### JOB
Copy out every line of the entries below word for word, leaving out the pictures.

>> START GIVEN DATA

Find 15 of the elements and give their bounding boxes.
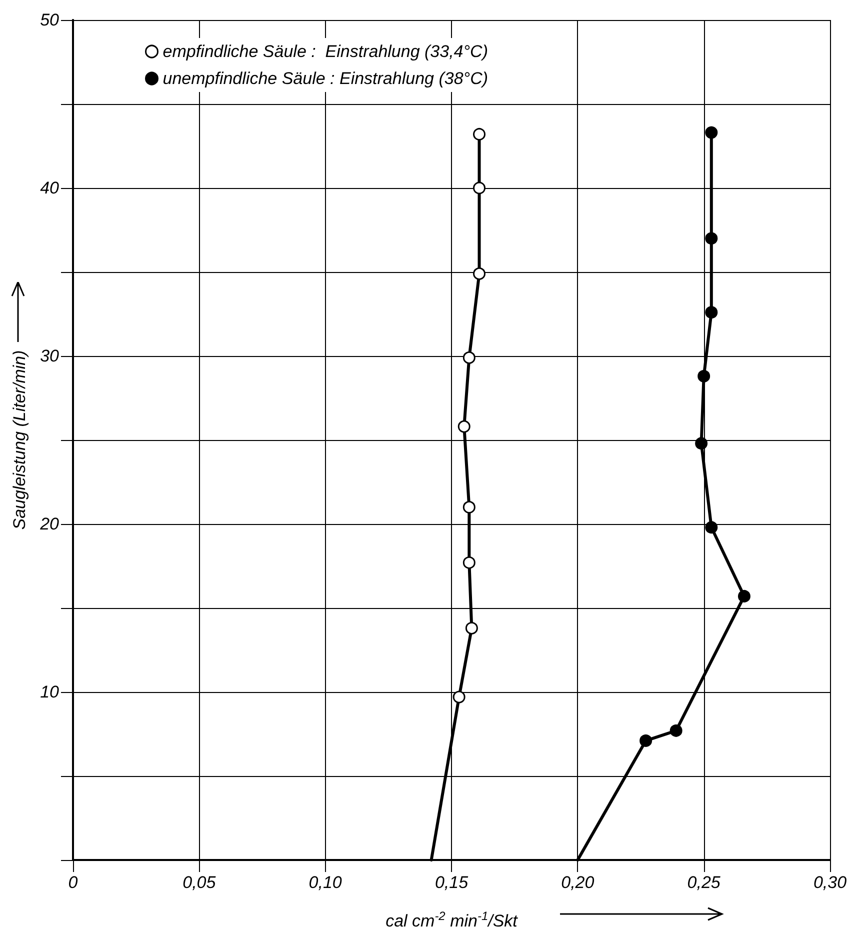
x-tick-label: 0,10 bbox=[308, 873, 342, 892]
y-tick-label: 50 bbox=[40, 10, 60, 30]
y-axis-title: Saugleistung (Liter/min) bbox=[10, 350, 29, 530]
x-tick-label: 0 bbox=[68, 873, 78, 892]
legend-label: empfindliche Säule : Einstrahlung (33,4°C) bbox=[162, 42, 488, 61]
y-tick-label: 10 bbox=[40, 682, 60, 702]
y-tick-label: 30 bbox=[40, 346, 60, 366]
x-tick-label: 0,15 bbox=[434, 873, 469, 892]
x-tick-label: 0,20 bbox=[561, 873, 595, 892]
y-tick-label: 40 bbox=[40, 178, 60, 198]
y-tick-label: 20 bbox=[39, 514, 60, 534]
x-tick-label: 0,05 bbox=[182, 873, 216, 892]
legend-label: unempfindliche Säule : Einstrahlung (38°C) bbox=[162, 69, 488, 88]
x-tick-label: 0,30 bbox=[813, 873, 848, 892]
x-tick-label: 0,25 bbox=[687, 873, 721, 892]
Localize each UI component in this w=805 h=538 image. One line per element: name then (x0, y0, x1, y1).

>> END GIVEN DATA

### SOLUTION
Find 15 of the elements and give their bounding boxes.
x-tick-label: 0,10 bbox=[308, 873, 342, 892]
y-tick-label: 50 bbox=[40, 10, 60, 30]
y-axis-title: Saugleistung (Liter/min) bbox=[10, 350, 29, 530]
x-tick-label: 0 bbox=[68, 873, 78, 892]
legend-label: empfindliche Säule : Einstrahlung (33,4°C) bbox=[162, 42, 488, 61]
y-tick-label: 10 bbox=[40, 682, 60, 702]
y-tick-label: 30 bbox=[40, 346, 60, 366]
x-tick-label: 0,15 bbox=[434, 873, 469, 892]
x-tick-label: 0,20 bbox=[561, 873, 595, 892]
y-tick-label: 40 bbox=[40, 178, 60, 198]
y-tick-label: 20 bbox=[39, 514, 60, 534]
x-tick-label: 0,05 bbox=[182, 873, 216, 892]
legend-label: unempfindliche Säule : Einstrahlung (38°C) bbox=[162, 69, 488, 88]
x-tick-label: 0,30 bbox=[813, 873, 848, 892]
x-tick-label: 0,25 bbox=[687, 873, 721, 892]
Localize each UI component in this w=805 h=538 image. One line per element: name then (x0, y0, x1, y1).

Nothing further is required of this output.